> _Task instructions_: Copy, from the entries below, each line in which the string "variable" appears.

(Dataset entries)

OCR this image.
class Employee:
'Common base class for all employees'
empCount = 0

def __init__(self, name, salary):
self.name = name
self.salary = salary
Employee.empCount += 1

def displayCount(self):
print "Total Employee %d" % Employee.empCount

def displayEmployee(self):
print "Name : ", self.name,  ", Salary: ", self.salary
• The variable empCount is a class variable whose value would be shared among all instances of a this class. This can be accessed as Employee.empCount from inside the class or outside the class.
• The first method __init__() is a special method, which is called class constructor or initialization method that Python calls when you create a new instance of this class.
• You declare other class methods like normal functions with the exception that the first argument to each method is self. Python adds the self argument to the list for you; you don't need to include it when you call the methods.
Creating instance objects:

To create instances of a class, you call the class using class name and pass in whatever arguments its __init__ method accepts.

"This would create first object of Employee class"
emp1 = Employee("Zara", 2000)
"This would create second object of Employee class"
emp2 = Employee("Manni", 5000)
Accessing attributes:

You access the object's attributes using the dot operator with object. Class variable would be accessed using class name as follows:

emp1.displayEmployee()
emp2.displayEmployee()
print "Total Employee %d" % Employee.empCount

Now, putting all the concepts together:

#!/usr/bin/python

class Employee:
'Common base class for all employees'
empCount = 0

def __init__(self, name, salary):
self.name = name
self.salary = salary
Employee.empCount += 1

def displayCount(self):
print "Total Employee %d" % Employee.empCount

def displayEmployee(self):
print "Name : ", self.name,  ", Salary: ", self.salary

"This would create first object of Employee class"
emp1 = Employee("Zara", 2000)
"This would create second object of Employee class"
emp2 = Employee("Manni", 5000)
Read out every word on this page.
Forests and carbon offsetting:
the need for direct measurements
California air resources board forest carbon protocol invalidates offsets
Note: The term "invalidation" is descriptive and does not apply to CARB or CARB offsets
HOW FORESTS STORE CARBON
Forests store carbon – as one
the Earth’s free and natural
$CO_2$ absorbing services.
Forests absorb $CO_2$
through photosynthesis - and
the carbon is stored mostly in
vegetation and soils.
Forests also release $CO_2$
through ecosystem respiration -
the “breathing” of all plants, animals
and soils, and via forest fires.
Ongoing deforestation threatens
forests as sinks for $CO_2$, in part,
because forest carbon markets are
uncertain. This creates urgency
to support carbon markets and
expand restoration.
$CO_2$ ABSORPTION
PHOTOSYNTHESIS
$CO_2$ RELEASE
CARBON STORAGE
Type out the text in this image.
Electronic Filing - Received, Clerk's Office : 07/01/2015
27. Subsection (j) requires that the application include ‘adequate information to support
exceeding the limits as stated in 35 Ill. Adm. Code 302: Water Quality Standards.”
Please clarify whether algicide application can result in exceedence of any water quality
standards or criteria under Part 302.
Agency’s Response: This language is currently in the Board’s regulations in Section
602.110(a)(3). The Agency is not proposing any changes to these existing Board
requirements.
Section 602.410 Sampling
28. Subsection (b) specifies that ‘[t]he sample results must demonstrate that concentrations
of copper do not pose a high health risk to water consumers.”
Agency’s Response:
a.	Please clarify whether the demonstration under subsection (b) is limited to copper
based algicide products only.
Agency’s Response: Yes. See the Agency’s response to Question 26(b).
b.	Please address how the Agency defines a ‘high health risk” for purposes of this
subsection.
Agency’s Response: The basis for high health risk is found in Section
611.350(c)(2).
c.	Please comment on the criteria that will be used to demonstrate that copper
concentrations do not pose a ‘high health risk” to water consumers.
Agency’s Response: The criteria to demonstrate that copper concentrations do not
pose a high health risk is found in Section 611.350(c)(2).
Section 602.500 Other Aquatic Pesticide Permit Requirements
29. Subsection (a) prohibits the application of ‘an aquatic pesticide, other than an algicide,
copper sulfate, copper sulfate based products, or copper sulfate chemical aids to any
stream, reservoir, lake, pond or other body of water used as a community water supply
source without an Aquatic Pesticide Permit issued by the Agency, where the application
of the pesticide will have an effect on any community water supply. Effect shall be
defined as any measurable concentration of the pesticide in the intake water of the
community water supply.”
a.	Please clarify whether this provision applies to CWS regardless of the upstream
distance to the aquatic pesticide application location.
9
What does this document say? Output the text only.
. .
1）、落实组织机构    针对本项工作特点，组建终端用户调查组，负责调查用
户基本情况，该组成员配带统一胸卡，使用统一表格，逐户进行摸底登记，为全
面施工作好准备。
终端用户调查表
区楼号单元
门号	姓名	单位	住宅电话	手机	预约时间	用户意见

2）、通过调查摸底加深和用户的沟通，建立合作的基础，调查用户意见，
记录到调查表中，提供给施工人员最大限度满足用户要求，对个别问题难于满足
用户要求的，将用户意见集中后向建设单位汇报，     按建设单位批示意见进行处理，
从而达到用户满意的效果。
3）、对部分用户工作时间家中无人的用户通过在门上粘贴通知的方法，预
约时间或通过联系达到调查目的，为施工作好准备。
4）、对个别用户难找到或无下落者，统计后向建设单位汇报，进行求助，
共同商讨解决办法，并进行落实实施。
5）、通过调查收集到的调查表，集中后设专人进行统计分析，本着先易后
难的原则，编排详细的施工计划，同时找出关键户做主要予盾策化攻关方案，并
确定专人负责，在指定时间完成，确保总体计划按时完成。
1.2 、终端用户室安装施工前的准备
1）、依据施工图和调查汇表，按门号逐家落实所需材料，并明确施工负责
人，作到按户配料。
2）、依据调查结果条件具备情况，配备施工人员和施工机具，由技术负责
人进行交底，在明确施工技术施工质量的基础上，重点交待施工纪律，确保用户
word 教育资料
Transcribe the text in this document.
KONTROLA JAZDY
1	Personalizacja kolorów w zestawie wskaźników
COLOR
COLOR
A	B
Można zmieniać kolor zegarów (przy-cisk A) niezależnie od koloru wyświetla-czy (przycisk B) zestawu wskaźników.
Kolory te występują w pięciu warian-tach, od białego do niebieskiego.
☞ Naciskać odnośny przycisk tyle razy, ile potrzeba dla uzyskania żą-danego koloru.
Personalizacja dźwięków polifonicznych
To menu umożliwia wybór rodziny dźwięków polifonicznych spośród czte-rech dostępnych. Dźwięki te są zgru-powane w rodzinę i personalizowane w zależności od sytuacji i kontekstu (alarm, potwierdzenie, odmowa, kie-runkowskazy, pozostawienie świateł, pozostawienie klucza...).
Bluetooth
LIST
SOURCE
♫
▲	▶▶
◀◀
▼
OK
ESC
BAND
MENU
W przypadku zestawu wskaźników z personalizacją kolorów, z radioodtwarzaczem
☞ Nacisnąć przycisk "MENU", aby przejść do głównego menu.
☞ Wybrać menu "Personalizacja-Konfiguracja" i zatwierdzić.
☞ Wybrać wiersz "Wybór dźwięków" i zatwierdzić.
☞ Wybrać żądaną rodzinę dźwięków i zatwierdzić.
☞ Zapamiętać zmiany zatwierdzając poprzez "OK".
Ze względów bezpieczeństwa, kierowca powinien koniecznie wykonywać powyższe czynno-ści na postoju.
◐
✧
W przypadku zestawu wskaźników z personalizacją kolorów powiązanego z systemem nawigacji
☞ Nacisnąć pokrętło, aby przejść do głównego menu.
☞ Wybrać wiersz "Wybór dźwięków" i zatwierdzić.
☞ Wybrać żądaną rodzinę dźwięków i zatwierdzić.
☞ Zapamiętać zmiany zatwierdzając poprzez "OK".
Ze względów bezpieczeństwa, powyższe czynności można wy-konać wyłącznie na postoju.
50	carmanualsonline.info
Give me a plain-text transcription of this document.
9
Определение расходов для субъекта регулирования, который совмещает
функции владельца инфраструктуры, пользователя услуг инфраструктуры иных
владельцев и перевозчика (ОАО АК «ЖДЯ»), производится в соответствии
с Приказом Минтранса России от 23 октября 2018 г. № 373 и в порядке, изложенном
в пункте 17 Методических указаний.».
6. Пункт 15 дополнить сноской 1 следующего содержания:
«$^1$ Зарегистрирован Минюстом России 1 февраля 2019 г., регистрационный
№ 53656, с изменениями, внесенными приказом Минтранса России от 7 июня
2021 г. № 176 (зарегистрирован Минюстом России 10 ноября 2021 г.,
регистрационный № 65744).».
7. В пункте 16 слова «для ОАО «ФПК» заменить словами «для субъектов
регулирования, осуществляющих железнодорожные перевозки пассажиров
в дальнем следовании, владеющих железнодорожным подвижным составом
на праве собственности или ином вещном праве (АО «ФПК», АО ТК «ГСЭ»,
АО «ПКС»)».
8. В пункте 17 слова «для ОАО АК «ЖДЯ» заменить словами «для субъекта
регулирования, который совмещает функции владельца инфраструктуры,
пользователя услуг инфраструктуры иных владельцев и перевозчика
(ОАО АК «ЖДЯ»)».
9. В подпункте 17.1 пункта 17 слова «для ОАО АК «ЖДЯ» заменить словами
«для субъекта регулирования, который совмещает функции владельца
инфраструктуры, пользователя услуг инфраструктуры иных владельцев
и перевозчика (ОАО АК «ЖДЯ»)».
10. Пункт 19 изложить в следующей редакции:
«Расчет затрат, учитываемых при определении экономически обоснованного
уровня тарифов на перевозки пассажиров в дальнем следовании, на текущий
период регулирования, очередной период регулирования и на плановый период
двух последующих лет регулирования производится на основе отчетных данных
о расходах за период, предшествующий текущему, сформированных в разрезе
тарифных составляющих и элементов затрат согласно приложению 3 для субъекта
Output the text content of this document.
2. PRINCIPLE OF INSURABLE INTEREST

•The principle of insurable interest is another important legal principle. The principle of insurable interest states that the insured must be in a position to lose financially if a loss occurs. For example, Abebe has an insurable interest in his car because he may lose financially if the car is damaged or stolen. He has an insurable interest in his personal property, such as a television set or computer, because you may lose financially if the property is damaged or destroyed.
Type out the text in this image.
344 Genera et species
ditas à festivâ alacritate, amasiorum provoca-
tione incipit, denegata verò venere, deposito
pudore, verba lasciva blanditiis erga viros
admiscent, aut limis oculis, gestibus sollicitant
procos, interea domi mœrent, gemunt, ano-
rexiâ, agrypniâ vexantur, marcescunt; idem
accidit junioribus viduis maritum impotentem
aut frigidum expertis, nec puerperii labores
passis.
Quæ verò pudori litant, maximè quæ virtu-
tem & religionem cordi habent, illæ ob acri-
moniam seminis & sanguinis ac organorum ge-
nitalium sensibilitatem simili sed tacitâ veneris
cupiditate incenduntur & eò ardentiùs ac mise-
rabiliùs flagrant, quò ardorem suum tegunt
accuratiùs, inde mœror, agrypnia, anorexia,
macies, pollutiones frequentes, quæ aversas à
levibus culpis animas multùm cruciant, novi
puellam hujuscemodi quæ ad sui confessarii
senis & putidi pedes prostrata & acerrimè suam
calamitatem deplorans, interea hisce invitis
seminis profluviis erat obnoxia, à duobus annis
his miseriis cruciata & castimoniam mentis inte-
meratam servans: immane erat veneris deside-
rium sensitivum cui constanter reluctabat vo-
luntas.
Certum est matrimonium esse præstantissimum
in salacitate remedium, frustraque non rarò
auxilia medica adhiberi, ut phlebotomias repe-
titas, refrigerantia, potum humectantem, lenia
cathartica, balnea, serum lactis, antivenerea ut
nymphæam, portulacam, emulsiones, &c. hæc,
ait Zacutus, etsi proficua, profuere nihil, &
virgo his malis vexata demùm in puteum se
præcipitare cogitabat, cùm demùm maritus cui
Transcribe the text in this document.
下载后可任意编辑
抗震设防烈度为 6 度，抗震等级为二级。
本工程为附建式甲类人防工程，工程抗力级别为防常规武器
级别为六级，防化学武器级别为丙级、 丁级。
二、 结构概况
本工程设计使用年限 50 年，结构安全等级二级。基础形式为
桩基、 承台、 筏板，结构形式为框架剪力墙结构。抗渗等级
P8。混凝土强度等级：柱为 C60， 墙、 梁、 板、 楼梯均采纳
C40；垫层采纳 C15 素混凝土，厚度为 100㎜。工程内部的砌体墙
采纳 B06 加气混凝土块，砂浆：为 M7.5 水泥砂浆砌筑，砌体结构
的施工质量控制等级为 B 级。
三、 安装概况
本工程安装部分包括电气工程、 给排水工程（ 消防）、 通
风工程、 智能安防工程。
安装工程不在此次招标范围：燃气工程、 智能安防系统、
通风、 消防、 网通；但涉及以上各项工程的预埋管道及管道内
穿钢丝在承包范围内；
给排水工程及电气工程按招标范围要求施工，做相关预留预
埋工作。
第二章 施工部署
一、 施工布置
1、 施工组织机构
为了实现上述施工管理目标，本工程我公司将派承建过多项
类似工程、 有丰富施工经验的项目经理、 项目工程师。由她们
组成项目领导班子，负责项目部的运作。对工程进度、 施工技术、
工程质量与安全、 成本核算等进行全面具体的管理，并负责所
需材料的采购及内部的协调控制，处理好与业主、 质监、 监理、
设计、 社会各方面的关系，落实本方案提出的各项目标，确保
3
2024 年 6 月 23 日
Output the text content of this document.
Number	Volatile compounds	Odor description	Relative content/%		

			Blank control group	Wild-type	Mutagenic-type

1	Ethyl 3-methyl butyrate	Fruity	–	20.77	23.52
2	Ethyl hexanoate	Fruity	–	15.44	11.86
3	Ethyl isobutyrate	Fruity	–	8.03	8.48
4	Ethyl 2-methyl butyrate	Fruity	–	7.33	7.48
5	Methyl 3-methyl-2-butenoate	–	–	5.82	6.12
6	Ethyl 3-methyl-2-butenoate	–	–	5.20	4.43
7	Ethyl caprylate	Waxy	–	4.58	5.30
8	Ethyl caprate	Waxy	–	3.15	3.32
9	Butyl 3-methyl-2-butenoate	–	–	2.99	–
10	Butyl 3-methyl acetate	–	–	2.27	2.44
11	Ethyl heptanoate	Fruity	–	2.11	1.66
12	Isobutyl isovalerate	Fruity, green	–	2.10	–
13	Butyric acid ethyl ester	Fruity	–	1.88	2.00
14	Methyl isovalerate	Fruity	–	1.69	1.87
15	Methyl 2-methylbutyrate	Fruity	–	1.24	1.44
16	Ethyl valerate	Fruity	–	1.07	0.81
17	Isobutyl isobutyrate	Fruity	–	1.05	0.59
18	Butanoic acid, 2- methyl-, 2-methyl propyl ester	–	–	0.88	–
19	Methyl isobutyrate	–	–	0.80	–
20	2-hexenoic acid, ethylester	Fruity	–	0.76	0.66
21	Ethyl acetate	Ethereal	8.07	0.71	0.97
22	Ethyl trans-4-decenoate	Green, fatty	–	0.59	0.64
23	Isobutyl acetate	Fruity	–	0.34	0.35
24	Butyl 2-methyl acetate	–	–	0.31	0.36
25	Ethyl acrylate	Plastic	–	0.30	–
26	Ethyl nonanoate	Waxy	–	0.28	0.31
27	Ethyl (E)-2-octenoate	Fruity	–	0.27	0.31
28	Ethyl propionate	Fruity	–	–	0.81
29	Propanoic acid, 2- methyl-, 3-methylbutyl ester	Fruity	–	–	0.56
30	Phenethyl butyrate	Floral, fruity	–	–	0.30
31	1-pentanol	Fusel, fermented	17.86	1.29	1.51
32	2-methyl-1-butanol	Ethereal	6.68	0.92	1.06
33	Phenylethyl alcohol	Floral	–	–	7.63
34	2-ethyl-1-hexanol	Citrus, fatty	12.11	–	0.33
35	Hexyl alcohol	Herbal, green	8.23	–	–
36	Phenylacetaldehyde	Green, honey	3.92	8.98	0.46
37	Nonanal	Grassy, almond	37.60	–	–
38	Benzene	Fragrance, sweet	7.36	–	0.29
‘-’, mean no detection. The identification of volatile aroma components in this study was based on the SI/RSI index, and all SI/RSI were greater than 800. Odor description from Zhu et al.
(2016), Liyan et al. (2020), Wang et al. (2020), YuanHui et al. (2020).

> _Answer to this exercise_:
• The variable empCount is a class variable whose value would be shared among all instances of a this class. This can be accessed as Employee.empCount from inside the class or outside the class.
You access the object's attributes using the dot operator with object. Class variable would be accessed using class name as follows:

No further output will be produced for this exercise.